### [Texto fornecido]
##############################

Derrapagens na licitação do Autódromo do Rio: perigos dos falsos seguros

Os números envolvidos na criação de um novo autódromo no Rio de Janeiro

impressionam. Para o projeto, destinou-se um terreno de 4,5 quilômetros de extensão, em

Deodoro, espaço no qual a vencedora da licitação deverá construir e administrar a pista.

A concessão envolve a fabulosa quantia de R$ 697 milhões. Em contraste com a

dimensão do projeto, há uma série de aspectos estranhos que merecem atenção.

Na largada, a única empresa que concorreu na licitação, Rio MotorPark, foi criada

apenas 11 dias antes do lançamento da concorrência pública, como noticiou o G1. O

presidente da empresa é sócio de consultoria que assessorou a elaboração do edital de

licitação, o que sugere notório conflito de interesse.

A Comissão de Valores Mobiliários (CVM) investiga o caso pela incompatibilidade

entre o patrimônio da empresa e o porte do empreendimento – o capital social da

vencedora da licitação é de apenas R$ 100.000. Além disso, o Ministério Público Federal

constatou a redução das exigências do edital em curto espaço de tempo e inclusive

promoveu ação judicial para suspender a licitação diante da falta de Estudo Prévio de

Impacto Ambiental, em área de Mata Atlântica. A alta velocidade das pistas, não justifica

vistas grossas às eventuais ilegalidades.

##############################

### [Material de origem]
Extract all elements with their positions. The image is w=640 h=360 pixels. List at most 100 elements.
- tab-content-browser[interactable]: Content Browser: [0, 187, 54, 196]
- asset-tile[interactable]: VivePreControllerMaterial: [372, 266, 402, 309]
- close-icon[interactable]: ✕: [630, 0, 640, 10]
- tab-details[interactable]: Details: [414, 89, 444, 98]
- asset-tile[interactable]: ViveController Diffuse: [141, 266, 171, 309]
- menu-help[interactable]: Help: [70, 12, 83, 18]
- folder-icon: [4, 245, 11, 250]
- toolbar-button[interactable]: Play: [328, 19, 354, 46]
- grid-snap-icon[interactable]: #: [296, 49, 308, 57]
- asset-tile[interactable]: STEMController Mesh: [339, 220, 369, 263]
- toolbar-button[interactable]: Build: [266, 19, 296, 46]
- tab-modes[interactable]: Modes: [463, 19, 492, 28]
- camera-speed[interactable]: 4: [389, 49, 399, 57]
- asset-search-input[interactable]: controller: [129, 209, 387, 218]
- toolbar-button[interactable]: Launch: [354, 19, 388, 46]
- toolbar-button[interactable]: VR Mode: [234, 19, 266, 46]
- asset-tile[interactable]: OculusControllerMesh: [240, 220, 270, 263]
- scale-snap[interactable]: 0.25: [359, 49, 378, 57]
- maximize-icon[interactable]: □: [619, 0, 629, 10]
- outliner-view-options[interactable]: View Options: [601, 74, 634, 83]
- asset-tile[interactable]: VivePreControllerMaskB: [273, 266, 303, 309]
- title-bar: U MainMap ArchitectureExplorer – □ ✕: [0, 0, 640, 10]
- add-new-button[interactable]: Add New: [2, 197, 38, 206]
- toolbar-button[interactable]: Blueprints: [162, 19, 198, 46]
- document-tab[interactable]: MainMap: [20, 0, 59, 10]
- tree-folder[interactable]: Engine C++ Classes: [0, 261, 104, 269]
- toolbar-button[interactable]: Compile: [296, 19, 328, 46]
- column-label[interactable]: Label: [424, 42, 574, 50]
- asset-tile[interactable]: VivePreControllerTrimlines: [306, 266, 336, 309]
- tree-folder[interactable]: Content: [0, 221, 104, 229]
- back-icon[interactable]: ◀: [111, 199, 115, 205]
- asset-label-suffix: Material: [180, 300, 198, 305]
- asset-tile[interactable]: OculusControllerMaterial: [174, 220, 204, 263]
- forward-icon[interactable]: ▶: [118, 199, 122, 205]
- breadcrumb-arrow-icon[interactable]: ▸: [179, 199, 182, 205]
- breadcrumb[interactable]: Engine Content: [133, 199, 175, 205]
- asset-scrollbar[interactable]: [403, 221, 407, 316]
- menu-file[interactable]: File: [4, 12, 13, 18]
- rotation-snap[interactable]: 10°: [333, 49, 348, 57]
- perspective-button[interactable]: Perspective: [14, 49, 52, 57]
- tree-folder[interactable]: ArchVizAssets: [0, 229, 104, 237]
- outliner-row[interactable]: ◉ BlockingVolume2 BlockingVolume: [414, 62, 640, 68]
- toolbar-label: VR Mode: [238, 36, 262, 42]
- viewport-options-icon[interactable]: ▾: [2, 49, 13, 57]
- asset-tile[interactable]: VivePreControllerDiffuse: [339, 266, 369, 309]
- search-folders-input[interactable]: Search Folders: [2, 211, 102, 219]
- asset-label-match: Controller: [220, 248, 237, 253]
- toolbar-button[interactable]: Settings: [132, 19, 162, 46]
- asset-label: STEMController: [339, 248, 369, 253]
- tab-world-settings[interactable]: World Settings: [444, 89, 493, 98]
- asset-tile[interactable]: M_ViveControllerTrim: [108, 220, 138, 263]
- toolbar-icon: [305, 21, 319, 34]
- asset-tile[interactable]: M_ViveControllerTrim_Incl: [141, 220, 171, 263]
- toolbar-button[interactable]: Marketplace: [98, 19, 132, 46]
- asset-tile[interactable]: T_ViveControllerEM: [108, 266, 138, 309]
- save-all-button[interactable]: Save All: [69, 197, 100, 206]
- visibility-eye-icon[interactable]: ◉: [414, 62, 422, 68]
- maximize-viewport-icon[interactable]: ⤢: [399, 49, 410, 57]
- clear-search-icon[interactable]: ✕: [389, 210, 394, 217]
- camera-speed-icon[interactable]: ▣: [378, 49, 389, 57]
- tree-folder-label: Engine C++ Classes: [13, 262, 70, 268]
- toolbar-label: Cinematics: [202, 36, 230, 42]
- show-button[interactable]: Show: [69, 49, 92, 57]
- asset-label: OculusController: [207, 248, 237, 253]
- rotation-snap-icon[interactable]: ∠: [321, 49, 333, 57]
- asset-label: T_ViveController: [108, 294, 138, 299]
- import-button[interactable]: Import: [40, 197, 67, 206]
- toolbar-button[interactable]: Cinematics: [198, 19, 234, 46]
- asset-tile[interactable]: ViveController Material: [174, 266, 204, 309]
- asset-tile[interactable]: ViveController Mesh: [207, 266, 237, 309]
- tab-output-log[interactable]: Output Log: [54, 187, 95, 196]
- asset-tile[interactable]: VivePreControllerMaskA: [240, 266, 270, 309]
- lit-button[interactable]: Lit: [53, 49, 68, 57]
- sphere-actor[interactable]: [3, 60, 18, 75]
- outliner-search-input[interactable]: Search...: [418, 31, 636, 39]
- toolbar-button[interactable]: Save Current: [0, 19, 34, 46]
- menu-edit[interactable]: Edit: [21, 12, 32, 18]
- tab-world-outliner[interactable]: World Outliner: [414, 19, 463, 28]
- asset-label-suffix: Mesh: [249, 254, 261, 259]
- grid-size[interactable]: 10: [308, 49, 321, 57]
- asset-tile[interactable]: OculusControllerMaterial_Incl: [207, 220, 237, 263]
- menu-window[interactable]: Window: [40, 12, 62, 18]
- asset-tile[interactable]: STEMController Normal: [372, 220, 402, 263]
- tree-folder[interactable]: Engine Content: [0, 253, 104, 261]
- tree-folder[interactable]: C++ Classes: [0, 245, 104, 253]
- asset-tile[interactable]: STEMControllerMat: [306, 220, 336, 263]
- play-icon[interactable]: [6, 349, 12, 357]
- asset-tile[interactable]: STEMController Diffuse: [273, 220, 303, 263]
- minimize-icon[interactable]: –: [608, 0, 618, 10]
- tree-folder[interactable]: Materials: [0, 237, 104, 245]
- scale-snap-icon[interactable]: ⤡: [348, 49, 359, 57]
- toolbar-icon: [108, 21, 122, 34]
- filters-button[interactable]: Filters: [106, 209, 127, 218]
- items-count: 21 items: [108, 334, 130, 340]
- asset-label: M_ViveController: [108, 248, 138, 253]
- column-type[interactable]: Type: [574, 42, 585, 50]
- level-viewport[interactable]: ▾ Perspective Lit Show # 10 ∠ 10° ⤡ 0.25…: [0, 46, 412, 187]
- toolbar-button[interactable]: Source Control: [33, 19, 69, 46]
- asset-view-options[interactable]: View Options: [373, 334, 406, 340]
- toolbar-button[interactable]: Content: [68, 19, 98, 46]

##############################

### [Lista de tarefas]
1. Segundo o texto sobre o autódromo, quantos dias antes do lançamento da concorrência pública a Rio MotorPark foi criada?
2. Transcreva, por favor, o trecho do texto sobre o autódromo que vai de "promoveu ação judicial" a "às eventuais ilegalidades.".

### [Lista de respostas]
1. A Rio MotorPark foi criada 11 dias antes do lançamento da concorrência pública.

2.
promoveu ação judicial para suspender a licitação diante da falta de Estudo Prévio de

Impacto Ambiental, em área de Mata Atlântica. A alta velocidade das pistas, não justifica

vistas grossas às eventuais ilegalidades.